━━━━━ INFORMATION GIVEN

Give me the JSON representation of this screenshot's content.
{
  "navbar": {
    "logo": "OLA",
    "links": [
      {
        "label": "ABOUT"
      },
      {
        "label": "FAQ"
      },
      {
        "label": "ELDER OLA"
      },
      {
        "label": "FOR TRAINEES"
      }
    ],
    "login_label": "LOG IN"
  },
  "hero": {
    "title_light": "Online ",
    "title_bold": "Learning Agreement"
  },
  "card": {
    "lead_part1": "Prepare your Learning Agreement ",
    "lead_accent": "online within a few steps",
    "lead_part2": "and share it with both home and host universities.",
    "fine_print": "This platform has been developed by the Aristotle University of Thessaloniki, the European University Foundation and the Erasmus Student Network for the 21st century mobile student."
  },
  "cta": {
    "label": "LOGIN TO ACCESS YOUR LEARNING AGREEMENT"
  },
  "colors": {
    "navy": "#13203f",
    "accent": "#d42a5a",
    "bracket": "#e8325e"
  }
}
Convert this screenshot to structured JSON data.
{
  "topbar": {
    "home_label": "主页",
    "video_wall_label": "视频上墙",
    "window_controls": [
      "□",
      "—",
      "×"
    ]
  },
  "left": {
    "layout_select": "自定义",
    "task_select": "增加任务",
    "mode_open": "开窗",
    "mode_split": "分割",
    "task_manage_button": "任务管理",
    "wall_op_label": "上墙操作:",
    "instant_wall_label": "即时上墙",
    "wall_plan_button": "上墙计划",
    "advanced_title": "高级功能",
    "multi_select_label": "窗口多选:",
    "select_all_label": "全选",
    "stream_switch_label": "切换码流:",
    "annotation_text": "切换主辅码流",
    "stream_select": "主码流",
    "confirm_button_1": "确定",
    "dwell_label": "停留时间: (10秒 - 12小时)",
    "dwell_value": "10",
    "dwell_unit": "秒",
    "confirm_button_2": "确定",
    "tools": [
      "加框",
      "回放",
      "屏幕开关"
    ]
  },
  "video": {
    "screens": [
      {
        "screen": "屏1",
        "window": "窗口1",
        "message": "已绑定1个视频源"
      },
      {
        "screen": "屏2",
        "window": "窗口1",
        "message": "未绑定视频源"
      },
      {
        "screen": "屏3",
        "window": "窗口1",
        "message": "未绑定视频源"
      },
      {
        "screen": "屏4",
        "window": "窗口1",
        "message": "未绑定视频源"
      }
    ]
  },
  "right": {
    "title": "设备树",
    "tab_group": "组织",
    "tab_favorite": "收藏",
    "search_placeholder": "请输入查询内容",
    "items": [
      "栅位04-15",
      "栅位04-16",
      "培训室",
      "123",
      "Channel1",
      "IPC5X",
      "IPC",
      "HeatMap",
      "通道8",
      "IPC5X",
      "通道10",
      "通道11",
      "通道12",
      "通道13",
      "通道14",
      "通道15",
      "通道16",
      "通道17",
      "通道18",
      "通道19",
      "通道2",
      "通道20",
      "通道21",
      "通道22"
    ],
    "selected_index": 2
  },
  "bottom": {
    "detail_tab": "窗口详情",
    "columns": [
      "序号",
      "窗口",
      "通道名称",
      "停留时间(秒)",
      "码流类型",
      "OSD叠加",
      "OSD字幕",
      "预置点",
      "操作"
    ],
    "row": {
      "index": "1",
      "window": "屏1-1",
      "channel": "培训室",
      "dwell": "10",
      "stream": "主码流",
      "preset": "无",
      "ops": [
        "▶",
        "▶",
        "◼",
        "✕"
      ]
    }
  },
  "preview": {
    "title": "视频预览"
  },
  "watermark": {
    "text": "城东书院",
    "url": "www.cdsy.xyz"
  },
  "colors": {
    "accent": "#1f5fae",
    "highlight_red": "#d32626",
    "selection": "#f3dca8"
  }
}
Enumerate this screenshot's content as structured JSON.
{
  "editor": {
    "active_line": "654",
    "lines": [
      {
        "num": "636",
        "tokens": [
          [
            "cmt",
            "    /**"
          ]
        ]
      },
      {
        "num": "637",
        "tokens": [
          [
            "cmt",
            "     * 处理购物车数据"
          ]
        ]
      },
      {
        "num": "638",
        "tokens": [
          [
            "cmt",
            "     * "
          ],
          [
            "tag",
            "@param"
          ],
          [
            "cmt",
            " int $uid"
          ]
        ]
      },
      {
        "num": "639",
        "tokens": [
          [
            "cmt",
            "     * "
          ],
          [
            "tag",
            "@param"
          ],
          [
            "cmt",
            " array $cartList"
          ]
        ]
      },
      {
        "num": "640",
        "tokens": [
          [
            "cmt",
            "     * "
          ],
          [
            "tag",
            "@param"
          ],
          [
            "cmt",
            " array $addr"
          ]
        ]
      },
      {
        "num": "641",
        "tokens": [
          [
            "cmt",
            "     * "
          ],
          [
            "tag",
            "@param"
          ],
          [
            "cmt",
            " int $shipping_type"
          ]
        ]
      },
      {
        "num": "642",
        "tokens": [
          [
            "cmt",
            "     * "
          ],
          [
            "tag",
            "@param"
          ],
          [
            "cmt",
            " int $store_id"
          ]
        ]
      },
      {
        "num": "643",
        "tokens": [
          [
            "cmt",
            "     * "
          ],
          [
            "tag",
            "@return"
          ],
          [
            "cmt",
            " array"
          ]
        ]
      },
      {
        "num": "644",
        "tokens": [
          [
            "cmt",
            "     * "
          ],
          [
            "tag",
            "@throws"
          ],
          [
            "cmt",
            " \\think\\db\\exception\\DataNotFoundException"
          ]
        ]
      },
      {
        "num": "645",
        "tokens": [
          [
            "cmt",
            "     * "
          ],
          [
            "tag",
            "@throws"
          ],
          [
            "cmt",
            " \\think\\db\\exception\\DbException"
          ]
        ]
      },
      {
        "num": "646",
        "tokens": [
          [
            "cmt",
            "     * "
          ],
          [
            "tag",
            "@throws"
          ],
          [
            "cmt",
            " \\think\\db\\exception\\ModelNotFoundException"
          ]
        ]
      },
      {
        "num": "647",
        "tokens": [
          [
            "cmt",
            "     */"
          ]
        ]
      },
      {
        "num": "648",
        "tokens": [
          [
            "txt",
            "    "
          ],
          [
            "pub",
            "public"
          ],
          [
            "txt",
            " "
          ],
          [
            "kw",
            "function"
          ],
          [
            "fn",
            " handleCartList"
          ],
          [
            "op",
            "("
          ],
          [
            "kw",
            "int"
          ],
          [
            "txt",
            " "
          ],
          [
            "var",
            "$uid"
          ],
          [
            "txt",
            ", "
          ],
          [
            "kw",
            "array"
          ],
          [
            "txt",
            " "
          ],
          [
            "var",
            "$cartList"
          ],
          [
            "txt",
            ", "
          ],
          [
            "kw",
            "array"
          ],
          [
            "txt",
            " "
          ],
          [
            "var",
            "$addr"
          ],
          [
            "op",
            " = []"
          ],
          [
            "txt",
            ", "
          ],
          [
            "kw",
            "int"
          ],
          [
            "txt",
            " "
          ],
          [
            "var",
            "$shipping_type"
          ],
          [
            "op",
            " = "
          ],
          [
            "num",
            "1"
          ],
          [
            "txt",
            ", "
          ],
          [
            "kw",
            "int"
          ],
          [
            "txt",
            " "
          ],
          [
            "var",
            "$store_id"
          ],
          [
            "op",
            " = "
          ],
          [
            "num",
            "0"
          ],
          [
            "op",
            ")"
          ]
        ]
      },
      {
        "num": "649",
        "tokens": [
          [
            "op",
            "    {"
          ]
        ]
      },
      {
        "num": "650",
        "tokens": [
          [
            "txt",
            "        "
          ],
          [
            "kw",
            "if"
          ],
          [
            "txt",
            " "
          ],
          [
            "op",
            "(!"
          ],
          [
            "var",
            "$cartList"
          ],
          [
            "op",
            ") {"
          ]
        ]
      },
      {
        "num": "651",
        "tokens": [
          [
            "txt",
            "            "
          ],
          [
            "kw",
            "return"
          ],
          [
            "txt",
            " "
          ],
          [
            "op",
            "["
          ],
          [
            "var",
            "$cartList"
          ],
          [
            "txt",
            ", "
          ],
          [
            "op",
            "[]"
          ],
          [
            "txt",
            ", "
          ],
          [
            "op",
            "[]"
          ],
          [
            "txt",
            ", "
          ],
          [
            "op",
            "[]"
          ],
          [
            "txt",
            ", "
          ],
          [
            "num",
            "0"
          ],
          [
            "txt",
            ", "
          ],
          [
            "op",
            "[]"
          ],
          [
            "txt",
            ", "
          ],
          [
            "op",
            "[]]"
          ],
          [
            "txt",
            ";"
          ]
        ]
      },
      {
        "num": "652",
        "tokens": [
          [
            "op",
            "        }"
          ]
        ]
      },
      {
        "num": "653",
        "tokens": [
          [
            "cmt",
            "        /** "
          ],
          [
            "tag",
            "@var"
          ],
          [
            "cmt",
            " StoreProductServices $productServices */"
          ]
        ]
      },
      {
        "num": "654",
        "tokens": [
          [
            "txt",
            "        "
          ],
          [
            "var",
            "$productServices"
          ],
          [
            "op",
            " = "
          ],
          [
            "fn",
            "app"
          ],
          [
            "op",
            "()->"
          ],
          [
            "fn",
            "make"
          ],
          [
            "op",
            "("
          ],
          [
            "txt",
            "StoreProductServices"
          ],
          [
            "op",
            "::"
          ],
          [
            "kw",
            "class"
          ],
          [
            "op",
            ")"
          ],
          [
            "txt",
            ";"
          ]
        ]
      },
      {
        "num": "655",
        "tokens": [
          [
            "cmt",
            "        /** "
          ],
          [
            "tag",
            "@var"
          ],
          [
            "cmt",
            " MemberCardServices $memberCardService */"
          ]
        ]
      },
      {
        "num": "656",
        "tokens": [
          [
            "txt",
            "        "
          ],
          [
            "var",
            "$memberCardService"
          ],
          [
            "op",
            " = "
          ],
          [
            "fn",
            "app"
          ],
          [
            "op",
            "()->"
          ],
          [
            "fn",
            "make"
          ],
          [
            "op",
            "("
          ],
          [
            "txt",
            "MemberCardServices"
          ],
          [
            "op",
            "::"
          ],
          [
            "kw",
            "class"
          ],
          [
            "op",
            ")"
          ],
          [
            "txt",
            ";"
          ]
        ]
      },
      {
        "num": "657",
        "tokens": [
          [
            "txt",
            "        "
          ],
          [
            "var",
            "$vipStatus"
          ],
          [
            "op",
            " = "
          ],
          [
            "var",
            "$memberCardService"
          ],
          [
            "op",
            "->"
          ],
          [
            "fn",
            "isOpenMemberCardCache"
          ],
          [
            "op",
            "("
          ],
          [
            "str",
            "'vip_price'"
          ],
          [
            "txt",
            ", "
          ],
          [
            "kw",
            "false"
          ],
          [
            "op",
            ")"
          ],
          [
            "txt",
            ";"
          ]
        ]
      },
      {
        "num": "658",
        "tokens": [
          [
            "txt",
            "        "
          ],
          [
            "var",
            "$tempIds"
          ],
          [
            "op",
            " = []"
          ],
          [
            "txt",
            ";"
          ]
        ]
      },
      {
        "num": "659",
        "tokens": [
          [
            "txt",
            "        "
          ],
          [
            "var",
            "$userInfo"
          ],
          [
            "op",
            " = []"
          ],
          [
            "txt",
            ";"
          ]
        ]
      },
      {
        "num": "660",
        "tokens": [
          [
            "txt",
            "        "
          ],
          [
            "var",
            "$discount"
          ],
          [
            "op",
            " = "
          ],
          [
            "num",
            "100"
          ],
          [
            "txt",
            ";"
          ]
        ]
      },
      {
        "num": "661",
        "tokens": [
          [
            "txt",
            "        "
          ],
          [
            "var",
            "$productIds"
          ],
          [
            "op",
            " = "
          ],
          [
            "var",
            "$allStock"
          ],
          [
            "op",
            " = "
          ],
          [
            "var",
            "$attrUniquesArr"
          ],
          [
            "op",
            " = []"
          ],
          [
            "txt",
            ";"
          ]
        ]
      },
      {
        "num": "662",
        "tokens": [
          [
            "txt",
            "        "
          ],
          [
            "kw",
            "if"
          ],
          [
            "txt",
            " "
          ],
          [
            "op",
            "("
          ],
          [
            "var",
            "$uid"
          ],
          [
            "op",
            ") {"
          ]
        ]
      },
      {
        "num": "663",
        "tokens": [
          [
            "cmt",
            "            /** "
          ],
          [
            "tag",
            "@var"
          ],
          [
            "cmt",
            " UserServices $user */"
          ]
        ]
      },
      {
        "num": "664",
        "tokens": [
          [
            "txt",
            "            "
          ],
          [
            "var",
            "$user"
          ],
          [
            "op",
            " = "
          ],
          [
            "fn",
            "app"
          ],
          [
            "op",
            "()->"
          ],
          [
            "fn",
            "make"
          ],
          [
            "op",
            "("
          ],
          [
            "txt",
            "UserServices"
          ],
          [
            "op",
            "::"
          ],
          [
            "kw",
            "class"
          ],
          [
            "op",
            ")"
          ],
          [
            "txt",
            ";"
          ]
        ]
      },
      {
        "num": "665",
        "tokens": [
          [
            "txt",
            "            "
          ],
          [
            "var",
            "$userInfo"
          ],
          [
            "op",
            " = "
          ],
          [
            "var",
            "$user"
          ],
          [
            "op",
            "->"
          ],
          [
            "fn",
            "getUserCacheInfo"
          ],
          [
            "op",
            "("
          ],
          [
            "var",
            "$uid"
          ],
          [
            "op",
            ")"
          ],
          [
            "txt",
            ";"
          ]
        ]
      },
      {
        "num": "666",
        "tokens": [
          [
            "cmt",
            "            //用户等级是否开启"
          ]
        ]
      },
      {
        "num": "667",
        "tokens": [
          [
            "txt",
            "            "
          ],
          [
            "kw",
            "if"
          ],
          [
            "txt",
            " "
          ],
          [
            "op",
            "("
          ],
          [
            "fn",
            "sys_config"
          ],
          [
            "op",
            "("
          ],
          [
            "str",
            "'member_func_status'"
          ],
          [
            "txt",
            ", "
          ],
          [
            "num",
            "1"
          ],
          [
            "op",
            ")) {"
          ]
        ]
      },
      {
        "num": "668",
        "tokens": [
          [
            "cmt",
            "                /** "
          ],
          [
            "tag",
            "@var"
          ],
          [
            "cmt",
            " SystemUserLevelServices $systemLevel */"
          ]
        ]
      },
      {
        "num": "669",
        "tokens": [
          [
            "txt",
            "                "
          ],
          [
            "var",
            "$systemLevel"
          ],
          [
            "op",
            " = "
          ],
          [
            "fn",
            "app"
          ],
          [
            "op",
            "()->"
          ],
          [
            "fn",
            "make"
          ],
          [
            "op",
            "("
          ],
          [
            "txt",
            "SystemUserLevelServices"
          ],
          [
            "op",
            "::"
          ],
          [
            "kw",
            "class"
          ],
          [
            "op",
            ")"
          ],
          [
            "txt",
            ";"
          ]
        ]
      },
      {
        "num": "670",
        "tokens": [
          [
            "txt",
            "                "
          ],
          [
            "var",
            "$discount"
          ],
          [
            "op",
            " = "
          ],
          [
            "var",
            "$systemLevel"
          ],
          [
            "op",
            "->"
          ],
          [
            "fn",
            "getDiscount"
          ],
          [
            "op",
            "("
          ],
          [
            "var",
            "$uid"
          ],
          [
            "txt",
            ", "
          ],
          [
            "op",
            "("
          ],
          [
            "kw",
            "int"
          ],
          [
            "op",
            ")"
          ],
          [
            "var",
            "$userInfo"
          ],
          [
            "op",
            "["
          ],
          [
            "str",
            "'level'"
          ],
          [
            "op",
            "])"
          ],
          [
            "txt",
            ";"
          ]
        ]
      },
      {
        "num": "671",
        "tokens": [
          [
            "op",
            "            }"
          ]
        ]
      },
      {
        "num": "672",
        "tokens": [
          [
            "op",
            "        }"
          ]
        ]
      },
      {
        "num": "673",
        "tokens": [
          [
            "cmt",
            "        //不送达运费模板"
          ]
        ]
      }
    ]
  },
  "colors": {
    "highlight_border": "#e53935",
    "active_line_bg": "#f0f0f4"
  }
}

━━━━━━━━━━

WHAT TO DO:
From the listing, copy each line containing the word "array".

SOLVED PROBLEM:
            " array $cartList"
            " array $addr"
            " array"
            "array"
            "array"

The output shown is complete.